Figure content listings
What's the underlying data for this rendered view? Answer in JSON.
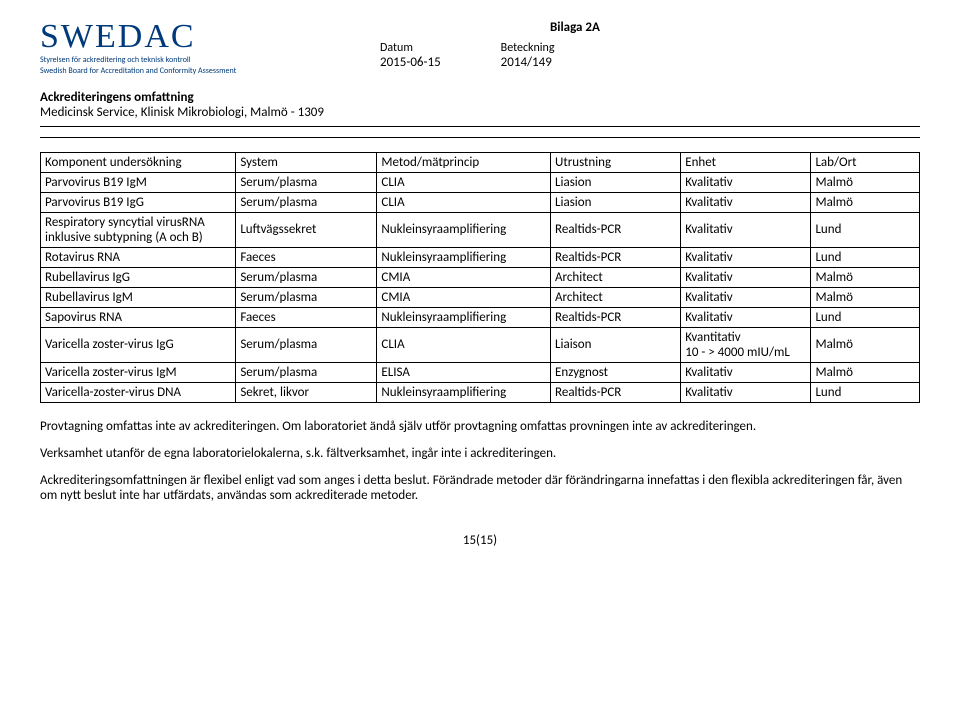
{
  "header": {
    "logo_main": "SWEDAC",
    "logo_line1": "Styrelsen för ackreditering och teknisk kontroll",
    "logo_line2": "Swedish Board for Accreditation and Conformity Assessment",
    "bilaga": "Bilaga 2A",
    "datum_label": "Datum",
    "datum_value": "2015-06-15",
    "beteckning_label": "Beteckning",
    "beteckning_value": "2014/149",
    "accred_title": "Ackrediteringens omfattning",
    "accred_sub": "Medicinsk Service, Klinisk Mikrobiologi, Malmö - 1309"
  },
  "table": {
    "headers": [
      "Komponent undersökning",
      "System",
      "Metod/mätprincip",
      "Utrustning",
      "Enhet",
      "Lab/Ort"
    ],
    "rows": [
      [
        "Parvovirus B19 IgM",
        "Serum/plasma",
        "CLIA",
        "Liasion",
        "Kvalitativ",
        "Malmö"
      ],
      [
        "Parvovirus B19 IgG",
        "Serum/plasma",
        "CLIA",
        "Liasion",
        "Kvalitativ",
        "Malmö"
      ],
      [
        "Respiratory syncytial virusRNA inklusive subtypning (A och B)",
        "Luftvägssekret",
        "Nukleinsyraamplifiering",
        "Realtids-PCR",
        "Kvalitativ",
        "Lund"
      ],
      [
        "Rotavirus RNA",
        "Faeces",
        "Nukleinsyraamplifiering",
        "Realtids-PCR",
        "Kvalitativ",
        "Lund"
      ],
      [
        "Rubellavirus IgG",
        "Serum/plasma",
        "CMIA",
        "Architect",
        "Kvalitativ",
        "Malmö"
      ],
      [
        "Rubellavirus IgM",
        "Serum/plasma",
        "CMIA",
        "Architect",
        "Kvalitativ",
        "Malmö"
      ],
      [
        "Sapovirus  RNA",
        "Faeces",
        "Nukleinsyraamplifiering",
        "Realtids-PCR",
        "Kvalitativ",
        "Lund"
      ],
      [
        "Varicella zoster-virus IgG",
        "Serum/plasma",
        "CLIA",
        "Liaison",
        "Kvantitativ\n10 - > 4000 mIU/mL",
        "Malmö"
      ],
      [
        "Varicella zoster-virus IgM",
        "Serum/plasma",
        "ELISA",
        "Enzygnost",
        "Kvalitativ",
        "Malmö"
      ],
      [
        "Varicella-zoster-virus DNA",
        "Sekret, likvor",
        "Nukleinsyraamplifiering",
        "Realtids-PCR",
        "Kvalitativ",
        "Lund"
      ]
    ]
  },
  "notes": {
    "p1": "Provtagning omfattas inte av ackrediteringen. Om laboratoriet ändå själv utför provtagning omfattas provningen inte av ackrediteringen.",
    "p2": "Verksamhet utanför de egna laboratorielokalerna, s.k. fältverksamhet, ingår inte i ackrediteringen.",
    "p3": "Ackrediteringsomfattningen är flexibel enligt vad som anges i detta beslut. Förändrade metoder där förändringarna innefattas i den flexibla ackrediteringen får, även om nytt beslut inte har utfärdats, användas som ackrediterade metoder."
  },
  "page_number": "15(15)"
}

...

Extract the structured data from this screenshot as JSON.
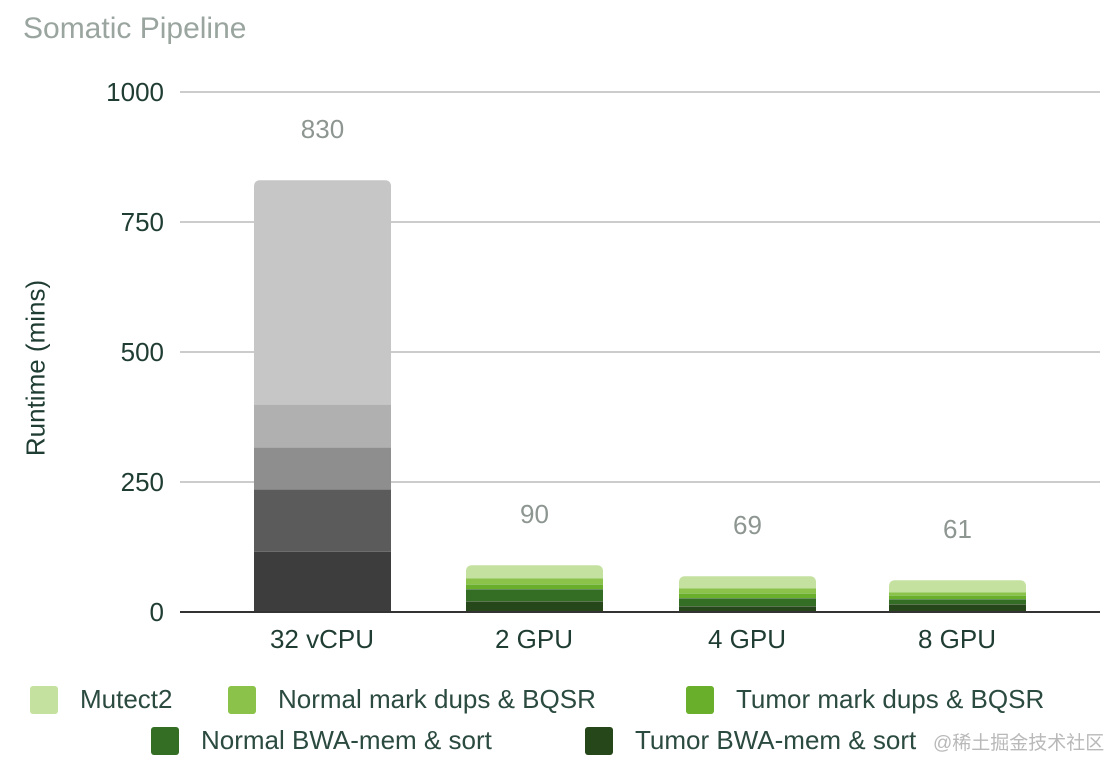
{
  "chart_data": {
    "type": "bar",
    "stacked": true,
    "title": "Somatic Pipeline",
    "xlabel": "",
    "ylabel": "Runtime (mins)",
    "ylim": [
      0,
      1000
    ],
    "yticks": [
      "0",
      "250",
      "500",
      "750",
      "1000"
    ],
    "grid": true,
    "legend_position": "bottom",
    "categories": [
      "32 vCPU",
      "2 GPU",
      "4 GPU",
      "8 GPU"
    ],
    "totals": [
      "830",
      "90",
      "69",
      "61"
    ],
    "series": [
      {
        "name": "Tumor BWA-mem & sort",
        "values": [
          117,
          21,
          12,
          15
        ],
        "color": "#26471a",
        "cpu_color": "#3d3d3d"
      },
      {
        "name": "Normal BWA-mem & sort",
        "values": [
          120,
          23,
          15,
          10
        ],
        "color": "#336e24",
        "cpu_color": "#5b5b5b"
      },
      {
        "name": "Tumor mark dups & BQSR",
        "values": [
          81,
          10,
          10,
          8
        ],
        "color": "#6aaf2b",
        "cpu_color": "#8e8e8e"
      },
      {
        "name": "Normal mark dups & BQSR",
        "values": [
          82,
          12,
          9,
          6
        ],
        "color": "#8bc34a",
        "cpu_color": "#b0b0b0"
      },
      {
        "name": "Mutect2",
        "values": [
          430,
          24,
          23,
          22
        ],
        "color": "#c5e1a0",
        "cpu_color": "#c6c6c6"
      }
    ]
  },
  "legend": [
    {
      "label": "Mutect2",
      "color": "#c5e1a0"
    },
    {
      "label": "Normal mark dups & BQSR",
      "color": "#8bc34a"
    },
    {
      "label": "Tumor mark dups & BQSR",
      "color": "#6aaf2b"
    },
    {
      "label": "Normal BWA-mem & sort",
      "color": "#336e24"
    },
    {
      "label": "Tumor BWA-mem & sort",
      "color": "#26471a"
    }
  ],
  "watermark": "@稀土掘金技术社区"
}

- **Your instructions**
Would you copy out every line in the records that includes the string "Parvovirus"?

- **Task output**
        "Parvovirus B19 IgM",
        "Parvovirus B19 IgG",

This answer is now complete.